Start of Provided information
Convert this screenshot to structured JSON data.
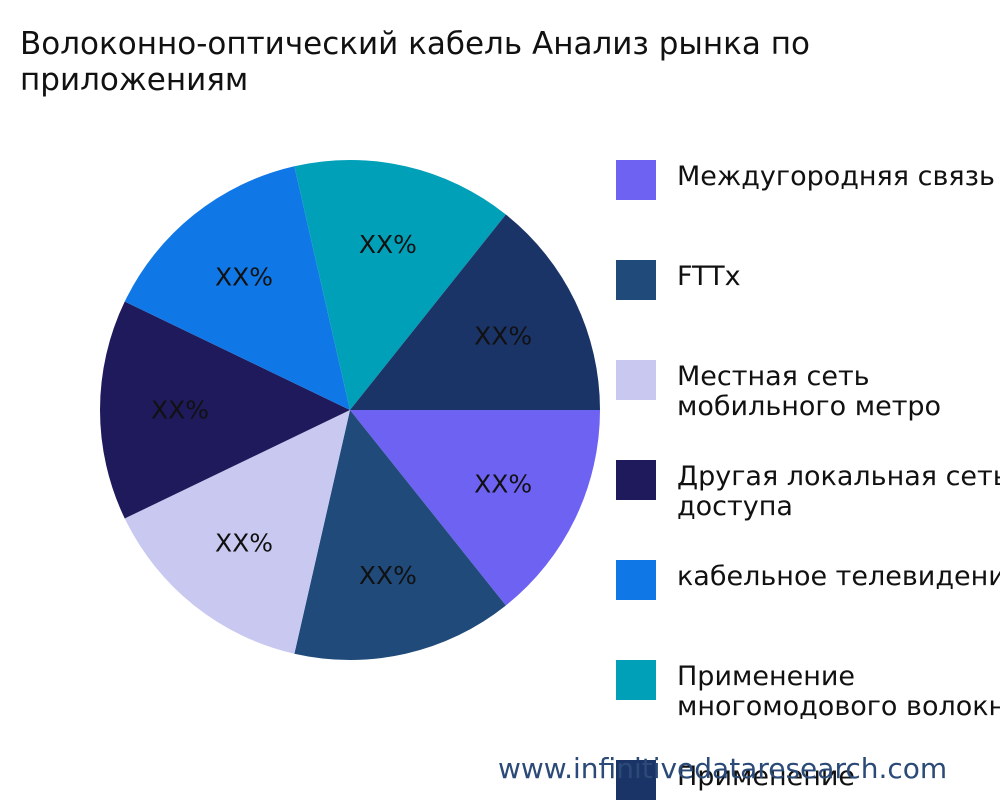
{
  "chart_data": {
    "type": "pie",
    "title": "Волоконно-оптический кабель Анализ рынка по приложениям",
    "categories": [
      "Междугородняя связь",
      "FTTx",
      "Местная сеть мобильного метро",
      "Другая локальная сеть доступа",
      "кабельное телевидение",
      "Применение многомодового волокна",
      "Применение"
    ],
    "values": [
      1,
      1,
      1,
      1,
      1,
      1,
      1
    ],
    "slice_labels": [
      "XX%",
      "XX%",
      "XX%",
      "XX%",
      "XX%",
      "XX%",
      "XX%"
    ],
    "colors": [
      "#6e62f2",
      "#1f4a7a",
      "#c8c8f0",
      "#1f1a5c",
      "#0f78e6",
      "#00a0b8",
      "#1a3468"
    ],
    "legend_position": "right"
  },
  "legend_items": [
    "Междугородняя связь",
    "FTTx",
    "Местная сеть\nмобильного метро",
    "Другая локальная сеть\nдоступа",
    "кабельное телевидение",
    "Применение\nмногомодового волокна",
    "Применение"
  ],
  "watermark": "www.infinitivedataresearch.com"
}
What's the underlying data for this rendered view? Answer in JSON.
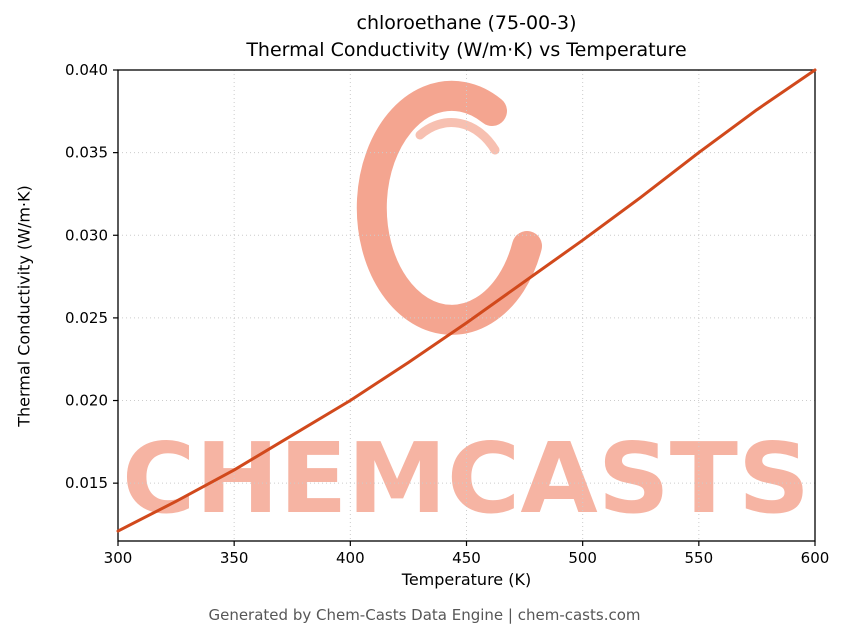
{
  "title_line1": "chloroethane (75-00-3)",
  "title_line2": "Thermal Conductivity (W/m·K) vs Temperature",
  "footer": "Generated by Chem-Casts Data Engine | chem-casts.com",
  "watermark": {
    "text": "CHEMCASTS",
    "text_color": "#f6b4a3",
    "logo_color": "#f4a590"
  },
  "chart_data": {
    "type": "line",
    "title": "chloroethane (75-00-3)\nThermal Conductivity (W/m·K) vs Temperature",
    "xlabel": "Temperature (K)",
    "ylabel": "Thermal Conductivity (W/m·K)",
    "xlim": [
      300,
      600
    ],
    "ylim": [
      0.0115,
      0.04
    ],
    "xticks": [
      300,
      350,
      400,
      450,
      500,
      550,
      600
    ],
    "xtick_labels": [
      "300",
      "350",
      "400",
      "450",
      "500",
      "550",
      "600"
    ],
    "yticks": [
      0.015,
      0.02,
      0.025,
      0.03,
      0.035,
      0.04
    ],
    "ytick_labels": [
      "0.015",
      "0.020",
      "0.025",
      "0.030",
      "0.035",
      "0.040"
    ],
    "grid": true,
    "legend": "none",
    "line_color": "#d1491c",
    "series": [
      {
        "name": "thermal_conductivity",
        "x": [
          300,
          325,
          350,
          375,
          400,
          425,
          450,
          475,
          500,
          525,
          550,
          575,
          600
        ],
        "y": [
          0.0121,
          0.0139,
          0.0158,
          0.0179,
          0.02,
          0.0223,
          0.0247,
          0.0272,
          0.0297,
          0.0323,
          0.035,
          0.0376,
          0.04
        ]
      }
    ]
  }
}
End of Provided information
Return every line from the records above that holds the word "локальная".

      "Другая локальная сеть доступа",
    "Другая локальная сеть\nдоступа",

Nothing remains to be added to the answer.